[Extracted records]
## Begin
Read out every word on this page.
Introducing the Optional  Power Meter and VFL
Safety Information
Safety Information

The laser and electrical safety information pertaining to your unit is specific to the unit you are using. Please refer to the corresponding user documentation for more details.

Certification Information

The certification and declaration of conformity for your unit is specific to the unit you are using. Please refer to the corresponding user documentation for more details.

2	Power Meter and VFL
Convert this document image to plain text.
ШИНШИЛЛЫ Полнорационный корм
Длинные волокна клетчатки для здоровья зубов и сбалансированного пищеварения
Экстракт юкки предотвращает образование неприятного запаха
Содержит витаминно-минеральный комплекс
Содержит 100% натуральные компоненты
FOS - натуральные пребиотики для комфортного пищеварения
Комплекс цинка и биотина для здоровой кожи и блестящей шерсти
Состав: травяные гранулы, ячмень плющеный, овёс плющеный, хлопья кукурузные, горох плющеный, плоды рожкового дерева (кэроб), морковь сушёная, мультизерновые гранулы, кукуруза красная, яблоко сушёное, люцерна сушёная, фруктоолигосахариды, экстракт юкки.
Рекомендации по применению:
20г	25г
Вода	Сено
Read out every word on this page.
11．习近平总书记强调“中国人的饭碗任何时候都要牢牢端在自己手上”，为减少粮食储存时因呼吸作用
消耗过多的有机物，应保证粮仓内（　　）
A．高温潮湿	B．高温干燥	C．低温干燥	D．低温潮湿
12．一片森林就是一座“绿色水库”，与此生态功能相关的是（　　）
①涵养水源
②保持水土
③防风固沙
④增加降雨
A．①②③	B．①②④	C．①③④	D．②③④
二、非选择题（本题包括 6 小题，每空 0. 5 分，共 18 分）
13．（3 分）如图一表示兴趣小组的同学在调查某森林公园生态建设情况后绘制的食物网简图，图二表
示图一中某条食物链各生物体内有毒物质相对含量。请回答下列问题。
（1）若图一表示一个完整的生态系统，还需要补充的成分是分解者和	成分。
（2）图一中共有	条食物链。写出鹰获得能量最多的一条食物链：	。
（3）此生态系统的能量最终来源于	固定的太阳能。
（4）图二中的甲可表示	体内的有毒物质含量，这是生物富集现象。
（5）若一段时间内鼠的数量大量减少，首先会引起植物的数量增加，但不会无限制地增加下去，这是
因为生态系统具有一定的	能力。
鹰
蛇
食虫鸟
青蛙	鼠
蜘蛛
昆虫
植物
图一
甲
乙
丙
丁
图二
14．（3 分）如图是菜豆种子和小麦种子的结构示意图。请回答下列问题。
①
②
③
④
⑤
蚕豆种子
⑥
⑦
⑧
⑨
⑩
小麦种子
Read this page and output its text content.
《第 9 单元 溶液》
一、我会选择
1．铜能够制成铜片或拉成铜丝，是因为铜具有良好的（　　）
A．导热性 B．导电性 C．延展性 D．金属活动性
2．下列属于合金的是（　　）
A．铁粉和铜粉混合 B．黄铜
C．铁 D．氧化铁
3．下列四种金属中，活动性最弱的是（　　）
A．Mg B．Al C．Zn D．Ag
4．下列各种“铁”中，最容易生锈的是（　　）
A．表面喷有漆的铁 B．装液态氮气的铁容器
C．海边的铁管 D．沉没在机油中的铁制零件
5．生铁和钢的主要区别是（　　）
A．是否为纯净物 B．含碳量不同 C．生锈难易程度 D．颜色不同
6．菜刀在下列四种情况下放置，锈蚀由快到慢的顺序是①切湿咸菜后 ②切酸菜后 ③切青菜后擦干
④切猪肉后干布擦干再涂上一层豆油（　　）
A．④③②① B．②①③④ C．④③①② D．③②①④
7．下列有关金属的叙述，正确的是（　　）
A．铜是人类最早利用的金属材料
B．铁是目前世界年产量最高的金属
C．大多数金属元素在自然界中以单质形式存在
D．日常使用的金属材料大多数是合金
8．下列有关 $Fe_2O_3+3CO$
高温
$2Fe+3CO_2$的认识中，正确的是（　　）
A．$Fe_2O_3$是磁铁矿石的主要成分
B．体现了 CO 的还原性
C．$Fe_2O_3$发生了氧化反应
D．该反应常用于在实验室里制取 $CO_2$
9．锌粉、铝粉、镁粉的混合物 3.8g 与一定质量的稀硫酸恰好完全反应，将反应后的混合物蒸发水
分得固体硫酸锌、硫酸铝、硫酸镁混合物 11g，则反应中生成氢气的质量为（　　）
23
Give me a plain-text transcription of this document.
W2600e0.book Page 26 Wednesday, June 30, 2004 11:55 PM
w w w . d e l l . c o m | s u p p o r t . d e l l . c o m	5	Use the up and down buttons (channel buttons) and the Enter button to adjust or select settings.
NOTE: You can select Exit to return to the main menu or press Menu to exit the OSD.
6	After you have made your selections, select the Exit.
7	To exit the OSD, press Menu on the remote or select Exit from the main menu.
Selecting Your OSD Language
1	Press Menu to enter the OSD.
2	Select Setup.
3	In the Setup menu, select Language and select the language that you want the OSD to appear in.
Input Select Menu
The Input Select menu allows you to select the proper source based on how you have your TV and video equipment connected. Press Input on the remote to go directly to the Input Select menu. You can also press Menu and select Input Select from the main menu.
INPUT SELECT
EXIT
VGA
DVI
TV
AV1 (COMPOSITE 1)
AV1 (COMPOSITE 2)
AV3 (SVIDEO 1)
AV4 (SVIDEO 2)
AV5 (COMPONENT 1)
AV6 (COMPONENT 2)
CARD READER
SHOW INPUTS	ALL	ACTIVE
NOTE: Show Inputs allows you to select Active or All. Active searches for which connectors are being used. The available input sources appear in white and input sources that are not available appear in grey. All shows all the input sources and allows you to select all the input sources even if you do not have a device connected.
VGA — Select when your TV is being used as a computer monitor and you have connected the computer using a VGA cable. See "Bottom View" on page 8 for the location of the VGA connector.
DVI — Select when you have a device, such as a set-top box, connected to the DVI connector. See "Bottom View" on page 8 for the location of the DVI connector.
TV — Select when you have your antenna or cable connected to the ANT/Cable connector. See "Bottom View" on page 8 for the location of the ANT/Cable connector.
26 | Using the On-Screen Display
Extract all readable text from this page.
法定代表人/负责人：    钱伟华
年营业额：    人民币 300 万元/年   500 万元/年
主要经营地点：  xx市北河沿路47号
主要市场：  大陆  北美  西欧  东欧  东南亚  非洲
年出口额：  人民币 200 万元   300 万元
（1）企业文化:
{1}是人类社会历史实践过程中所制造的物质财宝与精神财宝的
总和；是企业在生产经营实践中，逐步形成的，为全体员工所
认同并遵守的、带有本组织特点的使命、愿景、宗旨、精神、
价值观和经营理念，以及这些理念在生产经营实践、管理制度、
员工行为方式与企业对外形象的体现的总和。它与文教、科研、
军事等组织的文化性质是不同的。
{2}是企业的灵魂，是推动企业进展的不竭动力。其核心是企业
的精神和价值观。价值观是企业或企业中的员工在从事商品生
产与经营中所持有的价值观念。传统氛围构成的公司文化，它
## End
* Aim of the task:
Reproduce the complete data exactly as presented above.

* Response to this task:
Read out every word on this page.
Introducing the Optional  Power Meter and VFL
Safety Information
Safety Information

The laser and electrical safety information pertaining to your unit is specific to the unit you are using. Please refer to the corresponding user documentation for more details.

Certification Information

The certification and declaration of conformity for your unit is specific to the unit you are using. Please refer to the corresponding user documentation for more details.

2	Power Meter and VFL
Convert this document image to plain text.
ШИНШИЛЛЫ Полнорационный корм
Длинные волокна клетчатки для здоровья зубов и сбалансированного пищеварения
Экстракт юкки предотвращает образование неприятного запаха
Содержит витаминно-минеральный комплекс
Содержит 100% натуральные компоненты
FOS - натуральные пребиотики для комфортного пищеварения
Комплекс цинка и биотина для здоровой кожи и блестящей шерсти
Состав: травяные гранулы, ячмень плющеный, овёс плющеный, хлопья кукурузные, горох плющеный, плоды рожкового дерева (кэроб), морковь сушёная, мультизерновые гранулы, кукуруза красная, яблоко сушёное, люцерна сушёная, фруктоолигосахариды, экстракт юкки.
Рекомендации по применению:
20г	25г
Вода	Сено
Read out every word on this page.
11．习近平总书记强调“中国人的饭碗任何时候都要牢牢端在自己手上”，为减少粮食储存时因呼吸作用
消耗过多的有机物，应保证粮仓内（　　）
A．高温潮湿	B．高温干燥	C．低温干燥	D．低温潮湿
12．一片森林就是一座“绿色水库”，与此生态功能相关的是（　　）
①涵养水源
②保持水土
③防风固沙
④增加降雨
A．①②③	B．①②④	C．①③④	D．②③④
二、非选择题（本题包括 6 小题，每空 0. 5 分，共 18 分）
13．（3 分）如图一表示兴趣小组的同学在调查某森林公园生态建设情况后绘制的食物网简图，图二表
示图一中某条食物链各生物体内有毒物质相对含量。请回答下列问题。
（1）若图一表示一个完整的生态系统，还需要补充的成分是分解者和	成分。
（2）图一中共有	条食物链。写出鹰获得能量最多的一条食物链：	。
（3）此生态系统的能量最终来源于	固定的太阳能。
（4）图二中的甲可表示	体内的有毒物质含量，这是生物富集现象。
（5）若一段时间内鼠的数量大量减少，首先会引起植物的数量增加，但不会无限制地增加下去，这是
因为生态系统具有一定的	能力。
鹰
蛇
食虫鸟
青蛙	鼠
蜘蛛
昆虫
植物
图一
甲
乙
丙
丁
图二
14．（3 分）如图是菜豆种子和小麦种子的结构示意图。请回答下列问题。
①
②
③
④
⑤
蚕豆种子
⑥
⑦
⑧
⑨
⑩
小麦种子
Read this page and output its text content.
《第 9 单元 溶液》
一、我会选择
1．铜能够制成铜片或拉成铜丝，是因为铜具有良好的（　　）
A．导热性 B．导电性 C．延展性 D．金属活动性
2．下列属于合金的是（　　）
A．铁粉和铜粉混合 B．黄铜
C．铁 D．氧化铁
3．下列四种金属中，活动性最弱的是（　　）
A．Mg B．Al C．Zn D．Ag
4．下列各种“铁”中，最容易生锈的是（　　）
A．表面喷有漆的铁 B．装液态氮气的铁容器
C．海边的铁管 D．沉没在机油中的铁制零件
5．生铁和钢的主要区别是（　　）
A．是否为纯净物 B．含碳量不同 C．生锈难易程度 D．颜色不同
6．菜刀在下列四种情况下放置，锈蚀由快到慢的顺序是①切湿咸菜后 ②切酸菜后 ③切青菜后擦干
④切猪肉后干布擦干再涂上一层豆油（　　）
A．④③②① B．②①③④ C．④③①② D．③②①④
7．下列有关金属的叙述，正确的是（　　）
A．铜是人类最早利用的金属材料
B．铁是目前世界年产量最高的金属
C．大多数金属元素在自然界中以单质形式存在
D．日常使用的金属材料大多数是合金
8．下列有关 $Fe_2O_3+3CO$
高温
$2Fe+3CO_2$的认识中，正确的是（　　）
A．$Fe_2O_3$是磁铁矿石的主要成分
B．体现了 CO 的还原性
C．$Fe_2O_3$发生了氧化反应
D．该反应常用于在实验室里制取 $CO_2$
9．锌粉、铝粉、镁粉的混合物 3.8g 与一定质量的稀硫酸恰好完全反应，将反应后的混合物蒸发水
分得固体硫酸锌、硫酸铝、硫酸镁混合物 11g，则反应中生成氢气的质量为（　　）
23
Give me a plain-text transcription of this document.
W2600e0.book Page 26 Wednesday, June 30, 2004 11:55 PM
w w w . d e l l . c o m | s u p p o r t . d e l l . c o m	5	Use the up and down buttons (channel buttons) and the Enter button to adjust or select settings.
NOTE: You can select Exit to return to the main menu or press Menu to exit the OSD.
6	After you have made your selections, select the Exit.
7	To exit the OSD, press Menu on the remote or select Exit from the main menu.
Selecting Your OSD Language
1	Press Menu to enter the OSD.
2	Select Setup.
3	In the Setup menu, select Language and select the language that you want the OSD to appear in.
Input Select Menu
The Input Select menu allows you to select the proper source based on how you have your TV and video equipment connected. Press Input on the remote to go directly to the Input Select menu. You can also press Menu and select Input Select from the main menu.
INPUT SELECT
EXIT
VGA
DVI
TV
AV1 (COMPOSITE 1)
AV1 (COMPOSITE 2)
AV3 (SVIDEO 1)
AV4 (SVIDEO 2)
AV5 (COMPONENT 1)
AV6 (COMPONENT 2)
CARD READER
SHOW INPUTS	ALL	ACTIVE
NOTE: Show Inputs allows you to select Active or All. Active searches for which connectors are being used. The available input sources appear in white and input sources that are not available appear in grey. All shows all the input sources and allows you to select all the input sources even if you do not have a device connected.
VGA — Select when your TV is being used as a computer monitor and you have connected the computer using a VGA cable. See "Bottom View" on page 8 for the location of the VGA connector.
DVI — Select when you have a device, such as a set-top box, connected to the DVI connector. See "Bottom View" on page 8 for the location of the DVI connector.
TV — Select when you have your antenna or cable connected to the ANT/Cable connector. See "Bottom View" on page 8 for the location of the ANT/Cable connector.
26 | Using the On-Screen Display
Extract all readable text from this page.
法定代表人/负责人：    钱伟华
年营业额：    人民币 300 万元/年   500 万元/年
主要经营地点：  xx市北河沿路47号
主要市场：  大陆  北美  西欧  东欧  东南亚  非洲
年出口额：  人民币 200 万元   300 万元
（1）企业文化:
{1}是人类社会历史实践过程中所制造的物质财宝与精神财宝的
总和；是企业在生产经营实践中，逐步形成的，为全体员工所
认同并遵守的、带有本组织特点的使命、愿景、宗旨、精神、
价值观和经营理念，以及这些理念在生产经营实践、管理制度、
员工行为方式与企业对外形象的体现的总和。它与文教、科研、
军事等组织的文化性质是不同的。
{2}是企业的灵魂，是推动企业进展的不竭动力。其核心是企业
的精神和价值观。价值观是企业或企业中的员工在从事商品生
产与经营中所持有的价值观念。传统氛围构成的公司文化，它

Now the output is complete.